### Aim:
In the copy, include every entry exactly but none of the pictures.

BEGIN Records for the exercise

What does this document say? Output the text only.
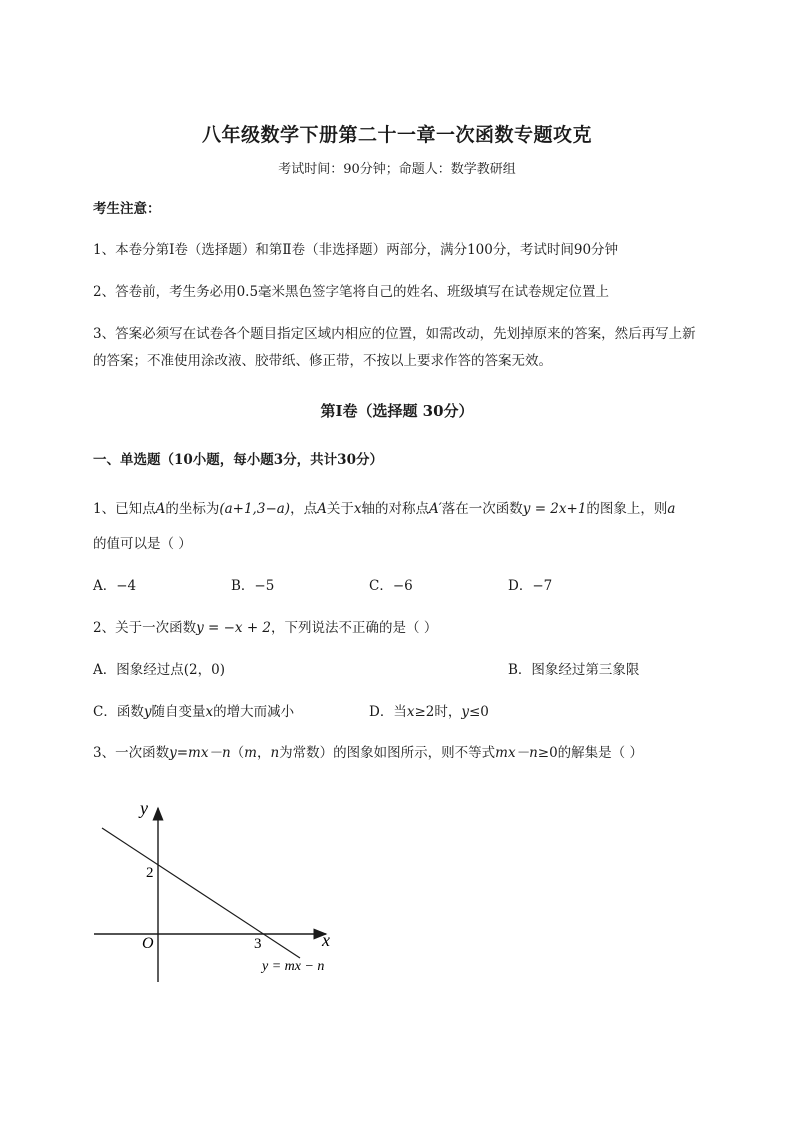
八年级数学下册第二十一章一次函数专题攻克
考试时间：90分钟；命题人：数学教研组
考生注意：
1、本卷分第I卷（选择题）和第Ⅱ卷（非选择题）两部分，满分100分，考试时间90分钟
2、答卷前，考生务必用0.5毫米黑色签字笔将自己的姓名、班级填写在试卷规定位置上
3、答案必须写在试卷各个题目指定区域内相应的位置，如需改动，先划掉原来的答案，然后再写上新
的答案；不准使用涂改液、胶带纸、修正带，不按以上要求作答的答案无效。
第I卷（选择题 30分）
一、单选题（10小题，每小题3分，共计30分）
1、已知点A的坐标为(a+1,3−a)，点A关于x轴的对称点A′落在一次函数y = 2x+1的图象上，则a
的值可以是（ ）
A．−4	B．−5	C．−6	D．−7
2、关于一次函数y = −x + 2，下列说法不正确的是（ ）
A．图象经过点(2，0)	B．图象经过第三象限
C．函数y随自变量x的增大而减小	D．当x≥2时，y≤0
3、一次函数y=mx－n（m，n为常数）的图象如图所示，则不等式mx－n≥0的解集是（ ）
y
x
O
2
3
y = mx − n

END Records for the exercise

### Exercise solution:
What does this document say? Output the text only.
八年级数学下册第二十一章一次函数专题攻克
考试时间：90分钟；命题人：数学教研组
考生注意：
1、本卷分第I卷（选择题）和第Ⅱ卷（非选择题）两部分，满分100分，考试时间90分钟
2、答卷前，考生务必用0.5毫米黑色签字笔将自己的姓名、班级填写在试卷规定位置上
3、答案必须写在试卷各个题目指定区域内相应的位置，如需改动，先划掉原来的答案，然后再写上新
的答案；不准使用涂改液、胶带纸、修正带，不按以上要求作答的答案无效。
第I卷（选择题 30分）
一、单选题（10小题，每小题3分，共计30分）
1、已知点A的坐标为(a+1,3−a)，点A关于x轴的对称点A′落在一次函数y = 2x+1的图象上，则a
的值可以是（ ）
A．−4	B．−5	C．−6	D．−7
2、关于一次函数y = −x + 2，下列说法不正确的是（ ）
A．图象经过点(2，0)	B．图象经过第三象限
C．函数y随自变量x的增大而减小	D．当x≥2时，y≤0
3、一次函数y=mx－n（m，n为常数）的图象如图所示，则不等式mx－n≥0的解集是（ ）
y
x
O
2
3
y = mx − n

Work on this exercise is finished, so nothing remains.